## The problem
Reproduce the records below exactly as they are written.

## Listed entries
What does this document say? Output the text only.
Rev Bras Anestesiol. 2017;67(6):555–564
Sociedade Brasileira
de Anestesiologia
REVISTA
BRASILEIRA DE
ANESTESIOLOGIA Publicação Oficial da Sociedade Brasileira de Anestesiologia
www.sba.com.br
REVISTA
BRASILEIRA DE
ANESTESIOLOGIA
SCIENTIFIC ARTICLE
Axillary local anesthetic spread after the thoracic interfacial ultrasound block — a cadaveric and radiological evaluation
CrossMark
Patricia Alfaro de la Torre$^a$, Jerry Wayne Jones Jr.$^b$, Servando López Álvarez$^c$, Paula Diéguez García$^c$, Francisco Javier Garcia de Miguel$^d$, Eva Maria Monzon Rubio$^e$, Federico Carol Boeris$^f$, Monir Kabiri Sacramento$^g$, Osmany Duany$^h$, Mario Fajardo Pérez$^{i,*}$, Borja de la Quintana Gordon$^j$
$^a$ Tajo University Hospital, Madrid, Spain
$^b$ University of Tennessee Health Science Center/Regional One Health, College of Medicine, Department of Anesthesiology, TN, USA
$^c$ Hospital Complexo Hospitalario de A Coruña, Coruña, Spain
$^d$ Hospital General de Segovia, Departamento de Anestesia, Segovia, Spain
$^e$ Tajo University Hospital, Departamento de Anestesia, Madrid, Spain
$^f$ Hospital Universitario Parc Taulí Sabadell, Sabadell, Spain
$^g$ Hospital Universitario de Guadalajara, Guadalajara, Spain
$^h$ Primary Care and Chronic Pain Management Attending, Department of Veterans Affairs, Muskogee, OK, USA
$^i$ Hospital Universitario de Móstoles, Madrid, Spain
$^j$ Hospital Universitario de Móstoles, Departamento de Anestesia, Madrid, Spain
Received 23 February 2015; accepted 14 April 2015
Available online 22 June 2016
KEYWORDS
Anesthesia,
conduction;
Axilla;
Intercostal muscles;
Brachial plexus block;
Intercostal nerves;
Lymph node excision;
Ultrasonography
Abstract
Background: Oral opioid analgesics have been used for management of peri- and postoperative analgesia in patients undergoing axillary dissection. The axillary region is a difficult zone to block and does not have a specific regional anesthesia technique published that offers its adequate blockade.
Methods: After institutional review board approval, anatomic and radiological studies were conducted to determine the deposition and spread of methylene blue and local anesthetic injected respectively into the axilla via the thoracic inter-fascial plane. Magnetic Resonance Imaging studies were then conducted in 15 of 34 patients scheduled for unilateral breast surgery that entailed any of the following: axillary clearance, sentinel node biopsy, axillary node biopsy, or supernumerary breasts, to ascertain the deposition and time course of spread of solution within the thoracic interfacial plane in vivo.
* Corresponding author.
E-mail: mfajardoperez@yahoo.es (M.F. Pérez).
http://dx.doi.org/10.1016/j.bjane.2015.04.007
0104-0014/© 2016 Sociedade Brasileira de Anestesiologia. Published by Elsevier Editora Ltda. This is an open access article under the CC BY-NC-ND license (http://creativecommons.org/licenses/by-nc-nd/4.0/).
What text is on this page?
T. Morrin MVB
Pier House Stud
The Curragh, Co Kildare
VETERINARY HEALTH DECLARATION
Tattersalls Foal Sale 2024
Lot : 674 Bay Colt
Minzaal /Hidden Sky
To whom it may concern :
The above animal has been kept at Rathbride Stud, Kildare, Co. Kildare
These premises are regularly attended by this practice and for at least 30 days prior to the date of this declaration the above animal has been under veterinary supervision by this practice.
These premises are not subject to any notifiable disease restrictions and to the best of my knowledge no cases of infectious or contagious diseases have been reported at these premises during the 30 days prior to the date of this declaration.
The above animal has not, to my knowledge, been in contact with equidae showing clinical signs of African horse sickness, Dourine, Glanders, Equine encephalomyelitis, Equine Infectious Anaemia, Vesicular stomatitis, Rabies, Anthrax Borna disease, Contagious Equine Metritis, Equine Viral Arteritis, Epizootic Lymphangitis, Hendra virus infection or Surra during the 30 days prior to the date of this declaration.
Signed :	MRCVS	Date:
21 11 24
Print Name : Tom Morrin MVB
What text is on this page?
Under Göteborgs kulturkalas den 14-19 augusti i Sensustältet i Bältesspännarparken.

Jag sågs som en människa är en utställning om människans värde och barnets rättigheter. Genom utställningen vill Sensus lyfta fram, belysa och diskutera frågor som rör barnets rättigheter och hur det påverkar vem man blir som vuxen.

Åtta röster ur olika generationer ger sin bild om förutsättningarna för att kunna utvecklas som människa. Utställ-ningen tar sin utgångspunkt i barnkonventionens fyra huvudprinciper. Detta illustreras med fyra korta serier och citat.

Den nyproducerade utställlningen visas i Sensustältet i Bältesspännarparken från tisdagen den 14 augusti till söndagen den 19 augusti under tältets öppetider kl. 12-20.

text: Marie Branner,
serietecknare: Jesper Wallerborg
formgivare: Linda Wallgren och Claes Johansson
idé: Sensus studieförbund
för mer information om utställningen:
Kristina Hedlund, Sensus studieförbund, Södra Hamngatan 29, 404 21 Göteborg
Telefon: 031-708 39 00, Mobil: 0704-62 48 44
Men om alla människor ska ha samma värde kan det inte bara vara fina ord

## Task answer
What does this document say? Output the text only.
Rev Bras Anestesiol. 2017;67(6):555–564
Sociedade Brasileira
de Anestesiologia
REVISTA
BRASILEIRA DE
ANESTESIOLOGIA Publicação Oficial da Sociedade Brasileira de Anestesiologia
www.sba.com.br
REVISTA
BRASILEIRA DE
ANESTESIOLOGIA
SCIENTIFIC ARTICLE
Axillary local anesthetic spread after the thoracic interfacial ultrasound block — a cadaveric and radiological evaluation
CrossMark
Patricia Alfaro de la Torre$^a$, Jerry Wayne Jones Jr.$^b$, Servando López Álvarez$^c$, Paula Diéguez García$^c$, Francisco Javier Garcia de Miguel$^d$, Eva Maria Monzon Rubio$^e$, Federico Carol Boeris$^f$, Monir Kabiri Sacramento$^g$, Osmany Duany$^h$, Mario Fajardo Pérez$^{i,*}$, Borja de la Quintana Gordon$^j$
$^a$ Tajo University Hospital, Madrid, Spain
$^b$ University of Tennessee Health Science Center/Regional One Health, College of Medicine, Department of Anesthesiology, TN, USA
$^c$ Hospital Complexo Hospitalario de A Coruña, Coruña, Spain
$^d$ Hospital General de Segovia, Departamento de Anestesia, Segovia, Spain
$^e$ Tajo University Hospital, Departamento de Anestesia, Madrid, Spain
$^f$ Hospital Universitario Parc Taulí Sabadell, Sabadell, Spain
$^g$ Hospital Universitario de Guadalajara, Guadalajara, Spain
$^h$ Primary Care and Chronic Pain Management Attending, Department of Veterans Affairs, Muskogee, OK, USA
$^i$ Hospital Universitario de Móstoles, Madrid, Spain
$^j$ Hospital Universitario de Móstoles, Departamento de Anestesia, Madrid, Spain
Received 23 February 2015; accepted 14 April 2015
Available online 22 June 2016
KEYWORDS
Anesthesia,
conduction;
Axilla;
Intercostal muscles;
Brachial plexus block;
Intercostal nerves;
Lymph node excision;
Ultrasonography
Abstract
Background: Oral opioid analgesics have been used for management of peri- and postoperative analgesia in patients undergoing axillary dissection. The axillary region is a difficult zone to block and does not have a specific regional anesthesia technique published that offers its adequate blockade.
Methods: After institutional review board approval, anatomic and radiological studies were conducted to determine the deposition and spread of methylene blue and local anesthetic injected respectively into the axilla via the thoracic inter-fascial plane. Magnetic Resonance Imaging studies were then conducted in 15 of 34 patients scheduled for unilateral breast surgery that entailed any of the following: axillary clearance, sentinel node biopsy, axillary node biopsy, or supernumerary breasts, to ascertain the deposition and time course of spread of solution within the thoracic interfacial plane in vivo.
* Corresponding author.
E-mail: mfajardoperez@yahoo.es (M.F. Pérez).
http://dx.doi.org/10.1016/j.bjane.2015.04.007
0104-0014/© 2016 Sociedade Brasileira de Anestesiologia. Published by Elsevier Editora Ltda. This is an open access article under the CC BY-NC-ND license (http://creativecommons.org/licenses/by-nc-nd/4.0/).
What text is on this page?
T. Morrin MVB
Pier House Stud
The Curragh, Co Kildare
VETERINARY HEALTH DECLARATION
Tattersalls Foal Sale 2024
Lot : 674 Bay Colt
Minzaal /Hidden Sky
To whom it may concern :
The above animal has been kept at Rathbride Stud, Kildare, Co. Kildare
These premises are regularly attended by this practice and for at least 30 days prior to the date of this declaration the above animal has been under veterinary supervision by this practice.
These premises are not subject to any notifiable disease restrictions and to the best of my knowledge no cases of infectious or contagious diseases have been reported at these premises during the 30 days prior to the date of this declaration.
The above animal has not, to my knowledge, been in contact with equidae showing clinical signs of African horse sickness, Dourine, Glanders, Equine encephalomyelitis, Equine Infectious Anaemia, Vesicular stomatitis, Rabies, Anthrax Borna disease, Contagious Equine Metritis, Equine Viral Arteritis, Epizootic Lymphangitis, Hendra virus infection or Surra during the 30 days prior to the date of this declaration.
Signed :	MRCVS	Date:
21 11 24
Print Name : Tom Morrin MVB
What text is on this page?
Under Göteborgs kulturkalas den 14-19 augusti i Sensustältet i Bältesspännarparken.

Jag sågs som en människa är en utställning om människans värde och barnets rättigheter. Genom utställningen vill Sensus lyfta fram, belysa och diskutera frågor som rör barnets rättigheter och hur det påverkar vem man blir som vuxen.

Åtta röster ur olika generationer ger sin bild om förutsättningarna för att kunna utvecklas som människa. Utställ-ningen tar sin utgångspunkt i barnkonventionens fyra huvudprinciper. Detta illustreras med fyra korta serier och citat.

Den nyproducerade utställlningen visas i Sensustältet i Bältesspännarparken från tisdagen den 14 augusti till söndagen den 19 augusti under tältets öppetider kl. 12-20.

text: Marie Branner,
serietecknare: Jesper Wallerborg
formgivare: Linda Wallgren och Claes Johansson
idé: Sensus studieförbund
för mer information om utställningen:
Kristina Hedlund, Sensus studieförbund, Södra Hamngatan 29, 404 21 Göteborg
Telefon: 031-708 39 00, Mobil: 0704-62 48 44
Men om alla människor ska ha samma värde kan det inte bara vara fina ord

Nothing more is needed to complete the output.